— start of Data section —
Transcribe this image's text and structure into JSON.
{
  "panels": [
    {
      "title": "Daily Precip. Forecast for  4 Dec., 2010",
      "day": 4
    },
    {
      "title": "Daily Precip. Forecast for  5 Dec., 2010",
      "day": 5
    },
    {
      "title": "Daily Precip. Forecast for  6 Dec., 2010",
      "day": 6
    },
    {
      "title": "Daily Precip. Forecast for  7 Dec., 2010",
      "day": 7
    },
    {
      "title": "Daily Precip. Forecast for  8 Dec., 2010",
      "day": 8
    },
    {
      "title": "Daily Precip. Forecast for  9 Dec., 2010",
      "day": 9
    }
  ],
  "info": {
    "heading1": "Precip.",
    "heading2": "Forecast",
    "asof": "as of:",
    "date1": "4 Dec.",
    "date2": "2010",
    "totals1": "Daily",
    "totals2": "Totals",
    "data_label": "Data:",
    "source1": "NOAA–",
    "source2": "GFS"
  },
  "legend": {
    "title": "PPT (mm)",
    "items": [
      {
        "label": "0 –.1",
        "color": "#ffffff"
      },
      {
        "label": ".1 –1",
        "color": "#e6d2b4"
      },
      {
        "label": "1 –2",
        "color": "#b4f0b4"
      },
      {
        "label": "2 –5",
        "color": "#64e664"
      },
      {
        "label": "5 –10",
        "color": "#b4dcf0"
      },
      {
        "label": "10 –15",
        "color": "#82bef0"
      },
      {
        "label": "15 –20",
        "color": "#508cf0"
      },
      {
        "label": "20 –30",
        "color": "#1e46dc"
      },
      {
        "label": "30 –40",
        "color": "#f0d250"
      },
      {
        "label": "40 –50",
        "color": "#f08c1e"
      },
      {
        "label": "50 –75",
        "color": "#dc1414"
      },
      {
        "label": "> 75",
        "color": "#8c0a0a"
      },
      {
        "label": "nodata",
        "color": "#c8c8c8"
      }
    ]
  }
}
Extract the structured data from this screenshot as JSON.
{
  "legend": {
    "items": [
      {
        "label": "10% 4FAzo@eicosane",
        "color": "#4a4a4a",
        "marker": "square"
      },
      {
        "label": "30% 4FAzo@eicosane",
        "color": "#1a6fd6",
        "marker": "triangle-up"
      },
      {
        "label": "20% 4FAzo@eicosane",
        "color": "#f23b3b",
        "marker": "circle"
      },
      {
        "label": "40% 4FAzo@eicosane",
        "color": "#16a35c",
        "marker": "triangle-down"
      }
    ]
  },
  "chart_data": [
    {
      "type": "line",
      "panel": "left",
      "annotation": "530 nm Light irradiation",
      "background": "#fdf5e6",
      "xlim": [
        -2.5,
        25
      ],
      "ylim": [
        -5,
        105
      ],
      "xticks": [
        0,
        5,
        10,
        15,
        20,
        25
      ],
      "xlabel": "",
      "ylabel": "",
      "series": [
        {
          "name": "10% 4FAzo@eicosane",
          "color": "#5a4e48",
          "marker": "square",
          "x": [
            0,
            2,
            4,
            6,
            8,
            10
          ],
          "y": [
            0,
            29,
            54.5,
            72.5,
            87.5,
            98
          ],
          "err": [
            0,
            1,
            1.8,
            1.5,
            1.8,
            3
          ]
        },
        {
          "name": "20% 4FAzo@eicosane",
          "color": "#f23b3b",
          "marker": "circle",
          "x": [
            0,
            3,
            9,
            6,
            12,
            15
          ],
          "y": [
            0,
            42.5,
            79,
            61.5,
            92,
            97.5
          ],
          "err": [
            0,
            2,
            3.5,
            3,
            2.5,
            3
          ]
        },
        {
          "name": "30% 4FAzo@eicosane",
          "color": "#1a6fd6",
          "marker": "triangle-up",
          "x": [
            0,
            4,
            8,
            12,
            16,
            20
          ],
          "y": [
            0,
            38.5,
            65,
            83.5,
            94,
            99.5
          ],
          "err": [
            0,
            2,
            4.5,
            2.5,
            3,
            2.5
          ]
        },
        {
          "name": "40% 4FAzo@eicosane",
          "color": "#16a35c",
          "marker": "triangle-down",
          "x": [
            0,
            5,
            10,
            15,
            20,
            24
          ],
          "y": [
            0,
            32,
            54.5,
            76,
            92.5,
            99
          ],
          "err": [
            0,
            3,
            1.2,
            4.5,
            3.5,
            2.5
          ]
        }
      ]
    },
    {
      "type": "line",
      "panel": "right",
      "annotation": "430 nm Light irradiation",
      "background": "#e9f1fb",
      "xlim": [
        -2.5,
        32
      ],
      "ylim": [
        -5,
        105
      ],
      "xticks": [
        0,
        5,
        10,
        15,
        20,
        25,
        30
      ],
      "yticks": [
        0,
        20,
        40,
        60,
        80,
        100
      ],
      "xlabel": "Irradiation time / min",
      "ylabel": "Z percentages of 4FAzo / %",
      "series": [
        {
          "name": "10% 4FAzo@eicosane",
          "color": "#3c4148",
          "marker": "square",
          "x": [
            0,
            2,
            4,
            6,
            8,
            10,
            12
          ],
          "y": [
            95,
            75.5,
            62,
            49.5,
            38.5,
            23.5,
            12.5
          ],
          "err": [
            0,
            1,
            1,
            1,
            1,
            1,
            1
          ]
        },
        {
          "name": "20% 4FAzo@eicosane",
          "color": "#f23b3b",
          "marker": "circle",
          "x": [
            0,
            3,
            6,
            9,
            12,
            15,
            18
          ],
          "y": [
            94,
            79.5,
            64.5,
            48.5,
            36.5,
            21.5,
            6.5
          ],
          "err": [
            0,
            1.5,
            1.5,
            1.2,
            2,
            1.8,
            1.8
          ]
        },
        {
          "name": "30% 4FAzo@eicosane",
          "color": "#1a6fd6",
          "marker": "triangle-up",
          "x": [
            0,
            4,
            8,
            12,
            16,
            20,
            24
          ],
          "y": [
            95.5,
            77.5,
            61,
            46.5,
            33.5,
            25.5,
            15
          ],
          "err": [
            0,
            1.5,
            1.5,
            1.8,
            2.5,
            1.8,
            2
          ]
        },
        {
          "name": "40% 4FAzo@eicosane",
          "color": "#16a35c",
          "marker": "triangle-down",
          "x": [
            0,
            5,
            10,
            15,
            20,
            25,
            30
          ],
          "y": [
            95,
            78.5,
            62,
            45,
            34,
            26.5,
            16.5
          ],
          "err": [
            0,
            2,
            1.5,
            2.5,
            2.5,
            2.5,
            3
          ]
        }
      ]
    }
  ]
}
— end of Data section —
**Given instruction**
Each record above should be returned exactly as it appears.

**Exercise result**
Transcribe this image's text and structure into JSON.
{
  "panels": [
    {
      "title": "Daily Precip. Forecast for  4 Dec., 2010",
      "day": 4
    },
    {
      "title": "Daily Precip. Forecast for  5 Dec., 2010",
      "day": 5
    },
    {
      "title": "Daily Precip. Forecast for  6 Dec., 2010",
      "day": 6
    },
    {
      "title": "Daily Precip. Forecast for  7 Dec., 2010",
      "day": 7
    },
    {
      "title": "Daily Precip. Forecast for  8 Dec., 2010",
      "day": 8
    },
    {
      "title": "Daily Precip. Forecast for  9 Dec., 2010",
      "day": 9
    }
  ],
  "info": {
    "heading1": "Precip.",
    "heading2": "Forecast",
    "asof": "as of:",
    "date1": "4 Dec.",
    "date2": "2010",
    "totals1": "Daily",
    "totals2": "Totals",
    "data_label": "Data:",
    "source1": "NOAA–",
    "source2": "GFS"
  },
  "legend": {
    "title": "PPT (mm)",
    "items": [
      {
        "label": "0 –.1",
        "color": "#ffffff"
      },
      {
        "label": ".1 –1",
        "color": "#e6d2b4"
      },
      {
        "label": "1 –2",
        "color": "#b4f0b4"
      },
      {
        "label": "2 –5",
        "color": "#64e664"
      },
      {
        "label": "5 –10",
        "color": "#b4dcf0"
      },
      {
        "label": "10 –15",
        "color": "#82bef0"
      },
      {
        "label": "15 –20",
        "color": "#508cf0"
      },
      {
        "label": "20 –30",
        "color": "#1e46dc"
      },
      {
        "label": "30 –40",
        "color": "#f0d250"
      },
      {
        "label": "40 –50",
        "color": "#f08c1e"
      },
      {
        "label": "50 –75",
        "color": "#dc1414"
      },
      {
        "label": "> 75",
        "color": "#8c0a0a"
      },
      {
        "label": "nodata",
        "color": "#c8c8c8"
      }
    ]
  }
}
Extract the structured data from this screenshot as JSON.
{
  "legend": {
    "items": [
      {
        "label": "10% 4FAzo@eicosane",
        "color": "#4a4a4a",
        "marker": "square"
      },
      {
        "label": "30% 4FAzo@eicosane",
        "color": "#1a6fd6",
        "marker": "triangle-up"
      },
      {
        "label": "20% 4FAzo@eicosane",
        "color": "#f23b3b",
        "marker": "circle"
      },
      {
        "label": "40% 4FAzo@eicosane",
        "color": "#16a35c",
        "marker": "triangle-down"
      }
    ]
  },
  "chart_data": [
    {
      "type": "line",
      "panel": "left",
      "annotation": "530 nm Light irradiation",
      "background": "#fdf5e6",
      "xlim": [
        -2.5,
        25
      ],
      "ylim": [
        -5,
        105
      ],
      "xticks": [
        0,
        5,
        10,
        15,
        20,
        25
      ],
      "xlabel": "",
      "ylabel": "",
      "series": [
        {
          "name": "10% 4FAzo@eicosane",
          "color": "#5a4e48",
          "marker": "square",
          "x": [
            0,
            2,
            4,
            6,
            8,
            10
          ],
          "y": [
            0,
            29,
            54.5,
            72.5,
            87.5,
            98
          ],
          "err": [
            0,
            1,
            1.8,
            1.5,
            1.8,
            3
          ]
        },
        {
          "name": "20% 4FAzo@eicosane",
          "color": "#f23b3b",
          "marker": "circle",
          "x": [
            0,
            3,
            9,
            6,
            12,
            15
          ],
          "y": [
            0,
            42.5,
            79,
            61.5,
            92,
            97.5
          ],
          "err": [
            0,
            2,
            3.5,
            3,
            2.5,
            3
          ]
        },
        {
          "name": "30% 4FAzo@eicosane",
          "color": "#1a6fd6",
          "marker": "triangle-up",
          "x": [
            0,
            4,
            8,
            12,
            16,
            20
          ],
          "y": [
            0,
            38.5,
            65,
            83.5,
            94,
            99.5
          ],
          "err": [
            0,
            2,
            4.5,
            2.5,
            3,
            2.5
          ]
        },
        {
          "name": "40% 4FAzo@eicosane",
          "color": "#16a35c",
          "marker": "triangle-down",
          "x": [
            0,
            5,
            10,
            15,
            20,
            24
          ],
          "y": [
            0,
            32,
            54.5,
            76,
            92.5,
            99
          ],
          "err": [
            0,
            3,
            1.2,
            4.5,
            3.5,
            2.5
          ]
        }
      ]
    },
    {
      "type": "line",
      "panel": "right",
      "annotation": "430 nm Light irradiation",
      "background": "#e9f1fb",
      "xlim": [
        -2.5,
        32
      ],
      "ylim": [
        -5,
        105
      ],
      "xticks": [
        0,
        5,
        10,
        15,
        20,
        25,
        30
      ],
      "yticks": [
        0,
        20,
        40,
        60,
        80,
        100
      ],
      "xlabel": "Irradiation time / min",
      "ylabel": "Z percentages of 4FAzo / %",
      "series": [
        {
          "name": "10% 4FAzo@eicosane",
          "color": "#3c4148",
          "marker": "square",
          "x": [
            0,
            2,
            4,
            6,
            8,
            10,
            12
          ],
          "y": [
            95,
            75.5,
            62,
            49.5,
            38.5,
            23.5,
            12.5
          ],
          "err": [
            0,
            1,
            1,
            1,
            1,
            1,
            1
          ]
        },
        {
          "name": "20% 4FAzo@eicosane",
          "color": "#f23b3b",
          "marker": "circle",
          "x": [
            0,
            3,
            6,
            9,
            12,
            15,
            18
          ],
          "y": [
            94,
            79.5,
            64.5,
            48.5,
            36.5,
            21.5,
            6.5
          ],
          "err": [
            0,
            1.5,
            1.5,
            1.2,
            2,
            1.8,
            1.8
          ]
        },
        {
          "name": "30% 4FAzo@eicosane",
          "color": "#1a6fd6",
          "marker": "triangle-up",
          "x": [
            0,
            4,
            8,
            12,
            16,
            20,
            24
          ],
          "y": [
            95.5,
            77.5,
            61,
            46.5,
            33.5,
            25.5,
            15
          ],
          "err": [
            0,
            1.5,
            1.5,
            1.8,
            2.5,
            1.8,
            2
          ]
        },
        {
          "name": "40% 4FAzo@eicosane",
          "color": "#16a35c",
          "marker": "triangle-down",
          "x": [
            0,
            5,
            10,
            15,
            20,
            25,
            30
          ],
          "y": [
            95,
            78.5,
            62,
            45,
            34,
            26.5,
            16.5
          ],
          "err": [
            0,
            2,
            1.5,
            2.5,
            2.5,
            2.5,
            3
          ]
        }
      ]
    }
  ]
}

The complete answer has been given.